-- Start Records --

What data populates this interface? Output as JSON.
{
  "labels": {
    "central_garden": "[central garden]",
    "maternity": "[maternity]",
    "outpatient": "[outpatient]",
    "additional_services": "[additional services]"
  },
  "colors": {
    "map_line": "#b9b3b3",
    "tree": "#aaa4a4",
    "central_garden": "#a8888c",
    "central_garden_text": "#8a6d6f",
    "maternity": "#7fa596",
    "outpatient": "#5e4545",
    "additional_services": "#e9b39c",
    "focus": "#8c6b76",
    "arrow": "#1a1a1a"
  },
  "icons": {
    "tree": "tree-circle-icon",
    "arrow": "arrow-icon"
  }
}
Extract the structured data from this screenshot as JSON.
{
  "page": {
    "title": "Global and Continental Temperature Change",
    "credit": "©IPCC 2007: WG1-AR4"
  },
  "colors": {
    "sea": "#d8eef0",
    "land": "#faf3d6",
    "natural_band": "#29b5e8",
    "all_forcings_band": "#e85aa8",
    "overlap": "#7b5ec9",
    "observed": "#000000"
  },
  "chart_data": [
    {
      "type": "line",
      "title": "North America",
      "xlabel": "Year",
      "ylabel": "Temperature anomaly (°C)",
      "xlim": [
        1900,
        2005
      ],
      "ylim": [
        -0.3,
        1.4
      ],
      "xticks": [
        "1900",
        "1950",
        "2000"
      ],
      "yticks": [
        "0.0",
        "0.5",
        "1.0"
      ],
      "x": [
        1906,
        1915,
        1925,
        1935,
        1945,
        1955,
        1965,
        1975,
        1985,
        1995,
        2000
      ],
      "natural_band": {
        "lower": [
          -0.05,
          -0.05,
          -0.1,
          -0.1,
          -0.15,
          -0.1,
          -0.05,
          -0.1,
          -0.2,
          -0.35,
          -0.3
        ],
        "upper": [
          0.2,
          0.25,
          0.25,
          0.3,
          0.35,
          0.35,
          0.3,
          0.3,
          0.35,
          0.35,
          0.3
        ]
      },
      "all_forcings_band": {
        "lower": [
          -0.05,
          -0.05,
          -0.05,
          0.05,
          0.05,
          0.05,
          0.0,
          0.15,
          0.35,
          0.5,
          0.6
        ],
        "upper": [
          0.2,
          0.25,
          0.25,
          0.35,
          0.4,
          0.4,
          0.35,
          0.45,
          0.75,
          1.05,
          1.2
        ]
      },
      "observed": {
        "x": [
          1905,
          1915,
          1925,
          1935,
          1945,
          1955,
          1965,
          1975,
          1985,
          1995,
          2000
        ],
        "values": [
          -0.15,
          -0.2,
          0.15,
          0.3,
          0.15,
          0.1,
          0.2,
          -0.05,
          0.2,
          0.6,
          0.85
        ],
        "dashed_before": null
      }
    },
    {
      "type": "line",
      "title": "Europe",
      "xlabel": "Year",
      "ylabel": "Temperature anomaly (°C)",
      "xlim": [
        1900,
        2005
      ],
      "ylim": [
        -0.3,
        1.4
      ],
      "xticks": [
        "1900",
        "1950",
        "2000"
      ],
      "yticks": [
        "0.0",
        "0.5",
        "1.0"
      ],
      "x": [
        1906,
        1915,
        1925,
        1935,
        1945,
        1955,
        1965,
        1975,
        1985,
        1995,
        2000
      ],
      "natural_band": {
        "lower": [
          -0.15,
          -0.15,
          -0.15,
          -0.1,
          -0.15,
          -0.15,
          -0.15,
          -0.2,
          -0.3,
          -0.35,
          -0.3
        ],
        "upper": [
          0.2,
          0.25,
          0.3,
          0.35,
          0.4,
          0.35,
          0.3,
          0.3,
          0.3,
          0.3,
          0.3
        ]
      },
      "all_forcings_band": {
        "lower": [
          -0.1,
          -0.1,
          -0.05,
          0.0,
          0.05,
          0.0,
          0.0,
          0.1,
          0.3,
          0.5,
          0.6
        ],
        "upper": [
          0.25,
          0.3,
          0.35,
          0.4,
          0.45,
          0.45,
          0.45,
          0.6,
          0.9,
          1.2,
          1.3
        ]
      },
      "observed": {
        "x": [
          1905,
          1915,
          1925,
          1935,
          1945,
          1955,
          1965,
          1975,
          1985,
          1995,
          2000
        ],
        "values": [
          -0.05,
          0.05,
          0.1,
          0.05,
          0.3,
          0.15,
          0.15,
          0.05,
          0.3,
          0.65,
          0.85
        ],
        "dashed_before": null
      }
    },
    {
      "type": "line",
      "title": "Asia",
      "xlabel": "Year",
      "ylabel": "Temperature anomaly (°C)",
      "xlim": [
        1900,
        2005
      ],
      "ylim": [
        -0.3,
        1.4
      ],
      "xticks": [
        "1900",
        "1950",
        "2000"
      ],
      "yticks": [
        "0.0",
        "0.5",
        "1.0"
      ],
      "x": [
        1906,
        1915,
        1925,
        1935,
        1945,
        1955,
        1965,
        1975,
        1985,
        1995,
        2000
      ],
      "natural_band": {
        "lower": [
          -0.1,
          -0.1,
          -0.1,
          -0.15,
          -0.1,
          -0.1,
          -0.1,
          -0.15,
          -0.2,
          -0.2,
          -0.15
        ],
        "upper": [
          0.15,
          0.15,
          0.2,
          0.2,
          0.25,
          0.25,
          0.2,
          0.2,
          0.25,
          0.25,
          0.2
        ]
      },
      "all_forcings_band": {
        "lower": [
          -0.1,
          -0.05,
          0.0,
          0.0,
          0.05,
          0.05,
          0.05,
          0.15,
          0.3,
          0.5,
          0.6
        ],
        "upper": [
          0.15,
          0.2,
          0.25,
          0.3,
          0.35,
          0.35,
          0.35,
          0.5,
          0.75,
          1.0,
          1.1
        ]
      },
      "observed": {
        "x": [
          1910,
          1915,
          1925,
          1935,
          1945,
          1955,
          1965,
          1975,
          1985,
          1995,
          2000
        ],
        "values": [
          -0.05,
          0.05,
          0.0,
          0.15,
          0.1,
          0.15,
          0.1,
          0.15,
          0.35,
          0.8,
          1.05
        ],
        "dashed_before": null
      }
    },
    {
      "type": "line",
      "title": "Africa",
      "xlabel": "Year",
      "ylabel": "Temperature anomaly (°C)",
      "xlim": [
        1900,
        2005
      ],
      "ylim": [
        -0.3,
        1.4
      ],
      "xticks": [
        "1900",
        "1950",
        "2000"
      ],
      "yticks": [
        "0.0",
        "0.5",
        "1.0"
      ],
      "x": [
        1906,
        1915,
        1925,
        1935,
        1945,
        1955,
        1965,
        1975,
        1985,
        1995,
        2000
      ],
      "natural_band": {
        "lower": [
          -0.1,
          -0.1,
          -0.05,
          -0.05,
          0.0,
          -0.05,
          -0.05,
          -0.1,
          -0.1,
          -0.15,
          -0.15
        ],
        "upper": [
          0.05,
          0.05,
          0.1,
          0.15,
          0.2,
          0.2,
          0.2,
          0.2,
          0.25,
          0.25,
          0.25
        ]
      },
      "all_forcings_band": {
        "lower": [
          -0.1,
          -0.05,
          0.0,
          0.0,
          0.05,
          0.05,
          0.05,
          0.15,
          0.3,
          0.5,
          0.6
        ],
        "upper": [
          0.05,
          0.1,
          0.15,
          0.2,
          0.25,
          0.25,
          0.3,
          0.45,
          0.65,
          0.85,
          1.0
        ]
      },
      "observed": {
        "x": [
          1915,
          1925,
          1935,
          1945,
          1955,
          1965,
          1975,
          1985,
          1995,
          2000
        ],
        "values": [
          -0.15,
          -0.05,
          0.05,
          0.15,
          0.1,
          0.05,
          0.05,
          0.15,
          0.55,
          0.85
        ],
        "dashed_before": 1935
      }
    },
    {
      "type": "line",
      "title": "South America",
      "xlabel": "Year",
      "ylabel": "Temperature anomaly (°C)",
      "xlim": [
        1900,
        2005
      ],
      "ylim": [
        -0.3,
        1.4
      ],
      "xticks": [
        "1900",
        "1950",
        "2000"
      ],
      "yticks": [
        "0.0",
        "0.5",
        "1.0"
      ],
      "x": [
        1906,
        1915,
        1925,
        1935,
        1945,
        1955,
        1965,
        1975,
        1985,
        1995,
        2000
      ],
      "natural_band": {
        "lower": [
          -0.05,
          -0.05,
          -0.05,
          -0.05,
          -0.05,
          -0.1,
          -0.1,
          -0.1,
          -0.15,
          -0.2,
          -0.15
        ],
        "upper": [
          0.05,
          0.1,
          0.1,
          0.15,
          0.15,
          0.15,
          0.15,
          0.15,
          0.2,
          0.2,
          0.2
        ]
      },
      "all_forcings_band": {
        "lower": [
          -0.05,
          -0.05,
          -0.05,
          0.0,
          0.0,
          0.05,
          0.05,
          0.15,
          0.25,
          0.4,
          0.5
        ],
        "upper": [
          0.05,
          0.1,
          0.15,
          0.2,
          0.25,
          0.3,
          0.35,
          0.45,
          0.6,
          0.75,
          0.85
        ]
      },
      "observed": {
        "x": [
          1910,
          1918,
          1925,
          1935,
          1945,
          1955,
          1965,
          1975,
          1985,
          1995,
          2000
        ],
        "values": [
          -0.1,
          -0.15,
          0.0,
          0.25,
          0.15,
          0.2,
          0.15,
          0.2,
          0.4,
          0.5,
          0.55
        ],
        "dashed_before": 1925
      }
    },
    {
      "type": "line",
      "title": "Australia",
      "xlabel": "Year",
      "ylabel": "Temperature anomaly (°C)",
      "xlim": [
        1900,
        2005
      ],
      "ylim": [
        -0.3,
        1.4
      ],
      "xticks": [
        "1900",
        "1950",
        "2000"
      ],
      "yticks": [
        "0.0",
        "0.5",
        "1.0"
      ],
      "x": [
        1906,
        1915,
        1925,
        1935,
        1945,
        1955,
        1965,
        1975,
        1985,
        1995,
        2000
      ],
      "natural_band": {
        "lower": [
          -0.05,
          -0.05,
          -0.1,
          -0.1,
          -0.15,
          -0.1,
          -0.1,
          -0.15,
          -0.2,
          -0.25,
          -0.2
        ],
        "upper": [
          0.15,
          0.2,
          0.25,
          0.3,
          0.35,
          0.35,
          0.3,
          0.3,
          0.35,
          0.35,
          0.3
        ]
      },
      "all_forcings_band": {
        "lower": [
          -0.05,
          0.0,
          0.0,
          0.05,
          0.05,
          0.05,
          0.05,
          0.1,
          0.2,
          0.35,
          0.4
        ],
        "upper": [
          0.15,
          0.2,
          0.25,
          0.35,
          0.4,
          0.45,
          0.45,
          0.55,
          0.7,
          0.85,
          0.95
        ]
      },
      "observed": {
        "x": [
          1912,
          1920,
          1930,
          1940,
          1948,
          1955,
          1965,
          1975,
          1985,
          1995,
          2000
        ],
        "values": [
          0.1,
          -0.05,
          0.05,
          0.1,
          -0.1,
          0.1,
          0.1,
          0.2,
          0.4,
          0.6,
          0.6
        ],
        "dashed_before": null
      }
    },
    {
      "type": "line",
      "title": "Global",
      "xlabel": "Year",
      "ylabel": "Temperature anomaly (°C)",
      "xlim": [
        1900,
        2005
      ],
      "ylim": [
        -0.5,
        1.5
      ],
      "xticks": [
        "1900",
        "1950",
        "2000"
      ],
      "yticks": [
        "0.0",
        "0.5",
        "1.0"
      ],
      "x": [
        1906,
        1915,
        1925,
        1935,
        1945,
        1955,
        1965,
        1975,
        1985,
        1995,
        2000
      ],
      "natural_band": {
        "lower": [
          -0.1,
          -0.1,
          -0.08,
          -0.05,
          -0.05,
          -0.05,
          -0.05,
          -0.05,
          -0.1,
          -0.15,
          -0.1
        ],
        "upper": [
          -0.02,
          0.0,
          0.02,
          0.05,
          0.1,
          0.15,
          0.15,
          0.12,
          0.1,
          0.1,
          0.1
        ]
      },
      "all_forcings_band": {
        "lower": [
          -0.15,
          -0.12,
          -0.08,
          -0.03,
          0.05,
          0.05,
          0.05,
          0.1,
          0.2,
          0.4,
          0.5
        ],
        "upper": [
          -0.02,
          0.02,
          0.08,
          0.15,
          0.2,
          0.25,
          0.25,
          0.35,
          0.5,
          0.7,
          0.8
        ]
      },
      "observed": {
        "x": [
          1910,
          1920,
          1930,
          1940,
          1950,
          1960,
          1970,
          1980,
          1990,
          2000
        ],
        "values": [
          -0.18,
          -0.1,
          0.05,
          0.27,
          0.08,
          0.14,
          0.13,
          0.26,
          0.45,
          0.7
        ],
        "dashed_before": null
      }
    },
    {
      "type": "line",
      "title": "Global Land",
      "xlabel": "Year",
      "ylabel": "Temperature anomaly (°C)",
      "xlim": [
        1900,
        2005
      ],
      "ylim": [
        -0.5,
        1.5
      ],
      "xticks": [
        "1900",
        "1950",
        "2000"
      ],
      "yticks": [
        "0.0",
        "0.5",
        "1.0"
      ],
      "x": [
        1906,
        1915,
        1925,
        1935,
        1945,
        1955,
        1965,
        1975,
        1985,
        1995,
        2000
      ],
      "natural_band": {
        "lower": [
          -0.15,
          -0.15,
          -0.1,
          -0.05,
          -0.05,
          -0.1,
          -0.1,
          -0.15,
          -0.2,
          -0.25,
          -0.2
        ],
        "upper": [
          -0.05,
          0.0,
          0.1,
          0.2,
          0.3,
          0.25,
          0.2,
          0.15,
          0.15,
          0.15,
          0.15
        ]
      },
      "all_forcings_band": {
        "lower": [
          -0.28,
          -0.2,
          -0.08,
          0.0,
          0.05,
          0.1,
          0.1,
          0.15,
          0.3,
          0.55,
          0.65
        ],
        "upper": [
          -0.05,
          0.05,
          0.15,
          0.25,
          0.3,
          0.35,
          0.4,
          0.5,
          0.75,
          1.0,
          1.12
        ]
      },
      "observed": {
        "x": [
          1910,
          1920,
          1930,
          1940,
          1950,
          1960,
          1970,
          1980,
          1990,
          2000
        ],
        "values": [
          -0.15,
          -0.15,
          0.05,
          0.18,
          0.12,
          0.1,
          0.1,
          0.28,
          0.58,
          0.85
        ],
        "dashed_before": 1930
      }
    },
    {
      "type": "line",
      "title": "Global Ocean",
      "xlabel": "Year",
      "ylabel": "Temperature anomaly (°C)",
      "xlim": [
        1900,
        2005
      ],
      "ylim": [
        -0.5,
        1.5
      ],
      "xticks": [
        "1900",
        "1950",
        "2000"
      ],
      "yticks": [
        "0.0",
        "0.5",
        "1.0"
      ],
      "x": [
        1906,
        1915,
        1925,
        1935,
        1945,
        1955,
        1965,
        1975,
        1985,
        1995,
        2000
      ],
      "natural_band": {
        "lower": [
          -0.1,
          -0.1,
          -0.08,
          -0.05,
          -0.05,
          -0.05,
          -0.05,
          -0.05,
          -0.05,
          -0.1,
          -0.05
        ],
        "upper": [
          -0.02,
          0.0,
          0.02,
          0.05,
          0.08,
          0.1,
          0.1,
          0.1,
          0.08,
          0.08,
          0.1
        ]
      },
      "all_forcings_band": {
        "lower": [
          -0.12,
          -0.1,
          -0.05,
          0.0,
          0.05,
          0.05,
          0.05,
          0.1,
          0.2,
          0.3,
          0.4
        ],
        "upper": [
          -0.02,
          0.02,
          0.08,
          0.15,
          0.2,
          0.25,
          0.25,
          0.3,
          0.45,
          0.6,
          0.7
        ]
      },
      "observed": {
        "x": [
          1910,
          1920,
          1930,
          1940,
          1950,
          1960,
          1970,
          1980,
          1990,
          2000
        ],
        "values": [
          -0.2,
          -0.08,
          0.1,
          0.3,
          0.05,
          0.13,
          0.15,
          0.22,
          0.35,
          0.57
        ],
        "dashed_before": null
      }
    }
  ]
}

-- End Records --

Task directions :: Search the listing for the string "America". Copy each line where it turns up.

Final result ::
      "title": "North America",
      "title": "South America",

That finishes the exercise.